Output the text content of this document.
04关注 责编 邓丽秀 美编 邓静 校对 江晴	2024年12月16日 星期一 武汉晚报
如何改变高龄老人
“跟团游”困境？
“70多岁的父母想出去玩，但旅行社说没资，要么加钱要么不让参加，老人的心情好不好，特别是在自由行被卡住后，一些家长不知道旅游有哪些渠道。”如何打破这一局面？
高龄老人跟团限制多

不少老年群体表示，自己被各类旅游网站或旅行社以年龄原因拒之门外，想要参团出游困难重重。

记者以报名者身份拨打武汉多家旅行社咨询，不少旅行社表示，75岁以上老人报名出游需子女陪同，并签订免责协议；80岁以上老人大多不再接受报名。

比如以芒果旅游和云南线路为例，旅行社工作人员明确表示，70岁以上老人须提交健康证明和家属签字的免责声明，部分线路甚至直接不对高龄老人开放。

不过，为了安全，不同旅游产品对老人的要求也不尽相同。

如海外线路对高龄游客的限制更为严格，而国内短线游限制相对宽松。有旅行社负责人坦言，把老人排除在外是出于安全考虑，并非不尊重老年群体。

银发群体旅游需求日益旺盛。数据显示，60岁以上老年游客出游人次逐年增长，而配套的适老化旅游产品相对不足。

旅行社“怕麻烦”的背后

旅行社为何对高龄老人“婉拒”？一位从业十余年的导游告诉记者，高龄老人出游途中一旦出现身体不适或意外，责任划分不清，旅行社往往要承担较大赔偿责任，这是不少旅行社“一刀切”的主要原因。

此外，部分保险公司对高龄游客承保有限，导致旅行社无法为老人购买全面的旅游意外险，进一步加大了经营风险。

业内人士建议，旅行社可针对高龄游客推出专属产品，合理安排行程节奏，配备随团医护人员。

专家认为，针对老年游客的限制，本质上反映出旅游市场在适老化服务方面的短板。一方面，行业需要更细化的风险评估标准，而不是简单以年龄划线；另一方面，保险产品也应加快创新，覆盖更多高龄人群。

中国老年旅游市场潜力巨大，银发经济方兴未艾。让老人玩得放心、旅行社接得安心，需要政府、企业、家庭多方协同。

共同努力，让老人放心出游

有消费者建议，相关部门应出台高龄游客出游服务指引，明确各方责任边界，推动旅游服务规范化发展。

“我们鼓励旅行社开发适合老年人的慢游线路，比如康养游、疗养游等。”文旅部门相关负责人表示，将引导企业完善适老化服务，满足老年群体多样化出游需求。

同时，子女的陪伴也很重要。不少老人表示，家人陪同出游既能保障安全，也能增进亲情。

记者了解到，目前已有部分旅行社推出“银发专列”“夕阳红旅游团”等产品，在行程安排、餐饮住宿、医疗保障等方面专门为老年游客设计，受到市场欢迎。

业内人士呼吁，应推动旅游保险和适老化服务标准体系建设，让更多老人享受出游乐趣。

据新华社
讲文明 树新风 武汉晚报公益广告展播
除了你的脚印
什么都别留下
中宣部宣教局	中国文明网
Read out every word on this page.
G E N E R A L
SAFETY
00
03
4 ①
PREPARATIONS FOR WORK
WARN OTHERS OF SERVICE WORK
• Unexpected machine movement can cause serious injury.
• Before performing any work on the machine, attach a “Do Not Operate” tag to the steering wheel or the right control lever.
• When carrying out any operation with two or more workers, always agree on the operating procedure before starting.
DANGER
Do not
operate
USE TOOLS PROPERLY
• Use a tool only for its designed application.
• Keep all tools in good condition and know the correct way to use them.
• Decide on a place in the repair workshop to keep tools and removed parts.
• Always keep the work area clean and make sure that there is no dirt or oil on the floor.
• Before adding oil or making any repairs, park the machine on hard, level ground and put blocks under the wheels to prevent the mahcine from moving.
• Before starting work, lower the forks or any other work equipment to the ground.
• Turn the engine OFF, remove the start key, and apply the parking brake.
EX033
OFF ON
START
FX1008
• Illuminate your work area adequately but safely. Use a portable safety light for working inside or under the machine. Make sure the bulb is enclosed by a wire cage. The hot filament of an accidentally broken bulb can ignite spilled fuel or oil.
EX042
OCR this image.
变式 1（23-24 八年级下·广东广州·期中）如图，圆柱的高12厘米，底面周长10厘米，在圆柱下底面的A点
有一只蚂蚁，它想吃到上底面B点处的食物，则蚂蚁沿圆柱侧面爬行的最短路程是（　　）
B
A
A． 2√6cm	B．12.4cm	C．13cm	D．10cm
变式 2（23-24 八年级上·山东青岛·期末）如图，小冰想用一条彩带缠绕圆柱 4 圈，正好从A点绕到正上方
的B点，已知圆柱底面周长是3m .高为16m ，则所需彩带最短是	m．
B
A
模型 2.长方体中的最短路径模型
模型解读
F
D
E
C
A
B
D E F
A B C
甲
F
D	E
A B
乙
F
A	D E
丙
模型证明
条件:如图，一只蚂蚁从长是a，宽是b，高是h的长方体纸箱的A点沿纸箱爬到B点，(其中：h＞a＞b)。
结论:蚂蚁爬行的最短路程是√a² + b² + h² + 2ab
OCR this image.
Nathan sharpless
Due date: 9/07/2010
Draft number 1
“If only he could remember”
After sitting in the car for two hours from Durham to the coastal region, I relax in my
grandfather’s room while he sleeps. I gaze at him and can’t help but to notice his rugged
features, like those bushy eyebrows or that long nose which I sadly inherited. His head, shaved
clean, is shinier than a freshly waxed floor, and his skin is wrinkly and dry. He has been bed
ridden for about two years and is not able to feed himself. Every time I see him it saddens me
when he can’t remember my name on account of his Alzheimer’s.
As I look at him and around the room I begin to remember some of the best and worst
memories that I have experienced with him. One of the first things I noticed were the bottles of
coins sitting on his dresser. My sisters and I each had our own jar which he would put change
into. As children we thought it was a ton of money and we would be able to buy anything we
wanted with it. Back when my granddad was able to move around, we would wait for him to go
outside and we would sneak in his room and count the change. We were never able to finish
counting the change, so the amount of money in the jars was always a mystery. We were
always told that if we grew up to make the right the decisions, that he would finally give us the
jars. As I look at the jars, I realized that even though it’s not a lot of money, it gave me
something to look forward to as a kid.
━━━━━━━━━━━━━━━━━━━━
Instructions for the task
What is the number of lines in this listing that contain the word "floor"? Answer with that number and nothing else.

Answer to this problem
2